**EXTRACT TO READ**
While I concede it’s possible to spend too much time thinking about what we eat to the point that overthinking eating, like overthinking anything, can be a self-destructive neurosis, I disagree with the claim that thinking about eating is a waste of time.
Critical thinking means questioning habits rather than mindlessly accepting the habits and routines we engage in that define our existence. If we are eating inferior food, we are likely suffering in terms of mental and physical performance, success goals, and personal identity. A life of fast food, Funyuns, and Fanta is a life of depression, destitution, and crapulence.
To blindly succumb to mindless eating and to “get punk fed” is a form of debasement and humiliation.
In contrast, to question one’s eating habits and replace any bad habits by embracing food literacy is to fight back against the current of mindless eating.
Fighting back with the knowledge of food literacy is a form of self-preservation and self-agency that is a predictor of success and high self-confidence.
Resisting food nihilism, the belief that it doesn’t matter what we eat because we’re all doomed to being imprisoned by our Set-Point, is to express the kind of critical thinking that we don’t just merely apply to eating but to all endeavors. Therefore, to reject mindless eating and to critically think about what kind of food we put into our bodies is a crucial part of a healthy self-identity, success, and confidence.
Is the following sample essay, which takes some rather strident aim at Harriet Brown, fair?
Selective Despair
Harriet Brown laments that dieting is so confusing with so many conflicting theories from supposed experts and that the human body is inclined to not lose weight but rebel against all weight-loss programs. Further, she complains that the diet and medical industry are rife with grifters and charlatans who are profit-centered and could care less about our health. To add to our despair, Brown includes a diatribe on unrealistic media images of the human body, which inevitably lead to low self-esteem and body dysmorphia. Brown’s lamentation is, I’m sad to say, a smokescreen for learned helplessness and dietary nihilism. In fact, living a strong, healthy life requires hard work, getting the right facts, and having realistic expectations. Rather than point us in the direction of common sense and struggling for our health, Brown pushes us toward dietary despair.

**TASK OBJECTIVE**
Copy from the essay on thinking about eating the passage from "To blindly succumb" up to and including "and high self-confidence.", word for word.

**RECORDS SHOWN**
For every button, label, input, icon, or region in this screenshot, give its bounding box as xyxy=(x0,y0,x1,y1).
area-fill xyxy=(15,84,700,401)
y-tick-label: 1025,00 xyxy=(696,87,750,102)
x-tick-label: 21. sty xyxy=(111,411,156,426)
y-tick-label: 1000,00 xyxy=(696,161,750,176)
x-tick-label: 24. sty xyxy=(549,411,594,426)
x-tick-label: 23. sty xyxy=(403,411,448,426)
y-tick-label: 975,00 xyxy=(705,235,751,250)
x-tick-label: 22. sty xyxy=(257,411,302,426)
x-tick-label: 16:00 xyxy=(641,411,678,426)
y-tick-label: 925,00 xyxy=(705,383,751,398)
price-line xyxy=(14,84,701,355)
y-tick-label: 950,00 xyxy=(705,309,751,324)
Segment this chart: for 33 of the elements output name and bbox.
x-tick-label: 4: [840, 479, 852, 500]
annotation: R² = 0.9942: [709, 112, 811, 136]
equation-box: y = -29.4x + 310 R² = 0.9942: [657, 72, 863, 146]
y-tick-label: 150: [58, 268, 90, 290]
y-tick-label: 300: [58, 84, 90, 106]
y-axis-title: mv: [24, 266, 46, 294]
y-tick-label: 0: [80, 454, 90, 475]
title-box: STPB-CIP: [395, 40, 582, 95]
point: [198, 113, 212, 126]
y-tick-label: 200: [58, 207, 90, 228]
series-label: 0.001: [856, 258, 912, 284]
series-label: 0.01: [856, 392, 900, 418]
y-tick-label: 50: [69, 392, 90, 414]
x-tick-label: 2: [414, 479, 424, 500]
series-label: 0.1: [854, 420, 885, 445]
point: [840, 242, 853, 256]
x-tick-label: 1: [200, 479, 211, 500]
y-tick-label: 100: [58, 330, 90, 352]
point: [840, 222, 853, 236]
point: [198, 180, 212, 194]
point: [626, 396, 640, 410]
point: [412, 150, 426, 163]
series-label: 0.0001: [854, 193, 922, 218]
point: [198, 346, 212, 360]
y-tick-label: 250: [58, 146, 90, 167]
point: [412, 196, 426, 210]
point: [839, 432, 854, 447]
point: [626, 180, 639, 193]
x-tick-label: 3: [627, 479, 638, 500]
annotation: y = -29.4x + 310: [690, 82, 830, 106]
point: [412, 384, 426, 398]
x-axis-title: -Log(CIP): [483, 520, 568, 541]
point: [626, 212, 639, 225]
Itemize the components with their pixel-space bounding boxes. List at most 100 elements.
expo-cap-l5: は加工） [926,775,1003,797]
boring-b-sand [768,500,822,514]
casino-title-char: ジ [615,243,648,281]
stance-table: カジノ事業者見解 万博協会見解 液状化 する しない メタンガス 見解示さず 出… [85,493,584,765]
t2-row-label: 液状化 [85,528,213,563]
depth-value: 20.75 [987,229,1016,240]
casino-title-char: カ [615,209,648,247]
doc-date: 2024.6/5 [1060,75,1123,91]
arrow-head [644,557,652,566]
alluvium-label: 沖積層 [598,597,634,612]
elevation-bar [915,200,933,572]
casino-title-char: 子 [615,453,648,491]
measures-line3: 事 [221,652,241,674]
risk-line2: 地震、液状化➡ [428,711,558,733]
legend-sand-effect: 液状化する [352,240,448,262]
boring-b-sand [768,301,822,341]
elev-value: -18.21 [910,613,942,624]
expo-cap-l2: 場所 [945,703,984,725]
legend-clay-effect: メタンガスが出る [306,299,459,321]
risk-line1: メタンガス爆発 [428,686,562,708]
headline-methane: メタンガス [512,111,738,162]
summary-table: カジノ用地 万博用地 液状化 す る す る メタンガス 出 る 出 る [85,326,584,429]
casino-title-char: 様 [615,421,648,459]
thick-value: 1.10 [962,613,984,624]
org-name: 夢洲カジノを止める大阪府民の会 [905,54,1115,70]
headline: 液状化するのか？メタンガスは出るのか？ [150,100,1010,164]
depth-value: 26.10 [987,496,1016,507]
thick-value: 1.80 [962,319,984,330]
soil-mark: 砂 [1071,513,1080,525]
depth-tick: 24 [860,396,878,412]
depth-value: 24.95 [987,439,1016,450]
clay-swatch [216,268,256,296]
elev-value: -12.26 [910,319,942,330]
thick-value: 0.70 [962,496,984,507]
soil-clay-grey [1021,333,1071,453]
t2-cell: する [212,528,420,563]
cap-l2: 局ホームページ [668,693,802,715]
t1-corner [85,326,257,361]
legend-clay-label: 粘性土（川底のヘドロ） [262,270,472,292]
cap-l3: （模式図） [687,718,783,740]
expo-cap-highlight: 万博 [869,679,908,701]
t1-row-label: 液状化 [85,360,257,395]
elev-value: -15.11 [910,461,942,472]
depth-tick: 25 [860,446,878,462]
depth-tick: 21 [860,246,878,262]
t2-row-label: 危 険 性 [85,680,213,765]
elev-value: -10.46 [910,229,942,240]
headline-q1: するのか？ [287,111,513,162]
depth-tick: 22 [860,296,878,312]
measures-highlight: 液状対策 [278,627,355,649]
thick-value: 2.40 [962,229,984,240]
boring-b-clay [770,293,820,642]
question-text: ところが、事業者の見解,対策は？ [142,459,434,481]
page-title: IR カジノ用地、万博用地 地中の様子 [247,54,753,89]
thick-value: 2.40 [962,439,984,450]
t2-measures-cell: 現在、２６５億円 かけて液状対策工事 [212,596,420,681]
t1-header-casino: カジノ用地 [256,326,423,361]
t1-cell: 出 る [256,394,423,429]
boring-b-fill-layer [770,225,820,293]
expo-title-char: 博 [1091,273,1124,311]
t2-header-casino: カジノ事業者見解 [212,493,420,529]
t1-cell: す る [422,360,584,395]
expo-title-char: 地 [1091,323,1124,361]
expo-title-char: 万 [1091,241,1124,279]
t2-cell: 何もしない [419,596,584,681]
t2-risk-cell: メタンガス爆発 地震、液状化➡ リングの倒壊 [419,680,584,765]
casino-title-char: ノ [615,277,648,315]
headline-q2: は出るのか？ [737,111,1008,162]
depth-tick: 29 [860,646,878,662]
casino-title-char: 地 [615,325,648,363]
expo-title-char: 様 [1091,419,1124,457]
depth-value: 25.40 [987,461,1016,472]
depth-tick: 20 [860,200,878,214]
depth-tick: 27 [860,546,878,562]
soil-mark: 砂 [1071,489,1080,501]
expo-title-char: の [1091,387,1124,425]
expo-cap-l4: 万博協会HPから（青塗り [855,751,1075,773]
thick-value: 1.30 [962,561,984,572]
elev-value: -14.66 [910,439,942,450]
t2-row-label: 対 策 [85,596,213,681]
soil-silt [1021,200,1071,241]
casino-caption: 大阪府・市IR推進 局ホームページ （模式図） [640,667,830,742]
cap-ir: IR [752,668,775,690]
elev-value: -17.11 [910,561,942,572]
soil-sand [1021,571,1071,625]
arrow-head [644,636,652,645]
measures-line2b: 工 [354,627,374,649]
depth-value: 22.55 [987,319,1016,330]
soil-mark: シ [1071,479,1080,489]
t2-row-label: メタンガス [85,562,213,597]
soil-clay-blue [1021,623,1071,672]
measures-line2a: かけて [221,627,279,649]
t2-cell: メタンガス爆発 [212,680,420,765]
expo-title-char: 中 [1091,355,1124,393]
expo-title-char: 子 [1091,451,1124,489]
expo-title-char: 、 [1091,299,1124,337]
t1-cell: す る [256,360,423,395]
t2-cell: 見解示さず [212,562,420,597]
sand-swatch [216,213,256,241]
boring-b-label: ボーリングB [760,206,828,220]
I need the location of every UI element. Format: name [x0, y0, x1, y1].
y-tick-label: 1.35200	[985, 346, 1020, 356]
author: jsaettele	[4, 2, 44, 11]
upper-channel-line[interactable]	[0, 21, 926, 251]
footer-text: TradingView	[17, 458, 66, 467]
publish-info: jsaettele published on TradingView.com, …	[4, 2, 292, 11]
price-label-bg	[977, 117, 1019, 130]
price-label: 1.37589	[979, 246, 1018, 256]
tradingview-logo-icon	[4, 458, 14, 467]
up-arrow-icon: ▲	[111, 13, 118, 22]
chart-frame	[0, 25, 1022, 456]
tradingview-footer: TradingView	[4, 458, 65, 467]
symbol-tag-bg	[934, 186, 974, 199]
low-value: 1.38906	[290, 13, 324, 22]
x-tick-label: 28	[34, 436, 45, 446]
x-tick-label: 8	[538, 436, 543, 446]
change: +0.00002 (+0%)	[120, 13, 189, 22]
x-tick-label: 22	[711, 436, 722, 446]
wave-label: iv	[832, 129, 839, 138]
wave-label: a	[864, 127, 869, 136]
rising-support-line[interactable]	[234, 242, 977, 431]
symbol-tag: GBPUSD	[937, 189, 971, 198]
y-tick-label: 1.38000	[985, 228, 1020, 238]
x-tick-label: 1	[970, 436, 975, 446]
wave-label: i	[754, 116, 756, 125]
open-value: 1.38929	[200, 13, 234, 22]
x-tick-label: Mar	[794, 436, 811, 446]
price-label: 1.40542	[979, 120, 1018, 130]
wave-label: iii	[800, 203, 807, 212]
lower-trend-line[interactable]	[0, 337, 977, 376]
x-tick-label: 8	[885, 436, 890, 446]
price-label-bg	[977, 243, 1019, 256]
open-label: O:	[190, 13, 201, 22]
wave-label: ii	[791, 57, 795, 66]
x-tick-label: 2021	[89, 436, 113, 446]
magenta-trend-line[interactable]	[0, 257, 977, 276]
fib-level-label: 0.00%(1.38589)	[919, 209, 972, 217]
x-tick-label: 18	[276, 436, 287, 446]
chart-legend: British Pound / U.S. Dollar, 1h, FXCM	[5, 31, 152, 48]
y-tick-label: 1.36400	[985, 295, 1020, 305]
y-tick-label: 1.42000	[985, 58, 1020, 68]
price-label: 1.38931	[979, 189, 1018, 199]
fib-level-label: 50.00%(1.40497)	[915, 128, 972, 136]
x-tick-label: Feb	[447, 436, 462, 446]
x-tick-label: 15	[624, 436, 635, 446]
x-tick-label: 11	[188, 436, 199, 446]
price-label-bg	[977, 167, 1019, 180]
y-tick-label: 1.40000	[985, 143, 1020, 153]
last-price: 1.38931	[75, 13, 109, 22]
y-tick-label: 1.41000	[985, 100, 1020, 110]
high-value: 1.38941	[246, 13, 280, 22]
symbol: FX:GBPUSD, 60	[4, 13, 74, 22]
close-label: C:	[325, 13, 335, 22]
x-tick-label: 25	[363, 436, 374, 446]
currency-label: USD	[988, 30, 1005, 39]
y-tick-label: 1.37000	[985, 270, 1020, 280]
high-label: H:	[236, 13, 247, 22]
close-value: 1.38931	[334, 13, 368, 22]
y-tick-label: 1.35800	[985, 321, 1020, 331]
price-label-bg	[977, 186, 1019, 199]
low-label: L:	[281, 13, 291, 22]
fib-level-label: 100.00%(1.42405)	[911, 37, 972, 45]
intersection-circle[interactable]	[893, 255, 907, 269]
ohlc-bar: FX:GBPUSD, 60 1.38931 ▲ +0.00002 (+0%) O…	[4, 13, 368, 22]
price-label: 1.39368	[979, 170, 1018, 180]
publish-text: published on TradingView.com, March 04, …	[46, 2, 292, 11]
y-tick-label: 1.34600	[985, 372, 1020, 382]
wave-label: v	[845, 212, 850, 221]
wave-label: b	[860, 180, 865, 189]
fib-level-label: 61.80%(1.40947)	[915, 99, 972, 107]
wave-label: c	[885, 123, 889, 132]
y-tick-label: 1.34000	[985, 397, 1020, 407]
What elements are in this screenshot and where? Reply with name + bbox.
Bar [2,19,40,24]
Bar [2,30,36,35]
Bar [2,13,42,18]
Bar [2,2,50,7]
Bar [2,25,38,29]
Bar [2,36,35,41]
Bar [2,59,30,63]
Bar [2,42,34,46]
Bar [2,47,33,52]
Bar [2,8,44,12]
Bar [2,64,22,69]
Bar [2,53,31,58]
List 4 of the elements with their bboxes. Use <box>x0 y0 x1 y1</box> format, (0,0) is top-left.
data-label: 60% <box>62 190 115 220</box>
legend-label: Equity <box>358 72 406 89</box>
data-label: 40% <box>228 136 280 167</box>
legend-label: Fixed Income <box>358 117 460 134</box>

**RESPONSE BELOW**
To blindly succumb to mindless eating and to “get punk fed” is a form of debasement and humiliation.
In contrast, to question one’s eating habits and replace any bad habits by embracing food literacy is to fight back against the current of mindless eating.
Fighting back with the knowledge of food literacy is a form of self-preservation and self-agency that is a predictor of success and high self-confidence.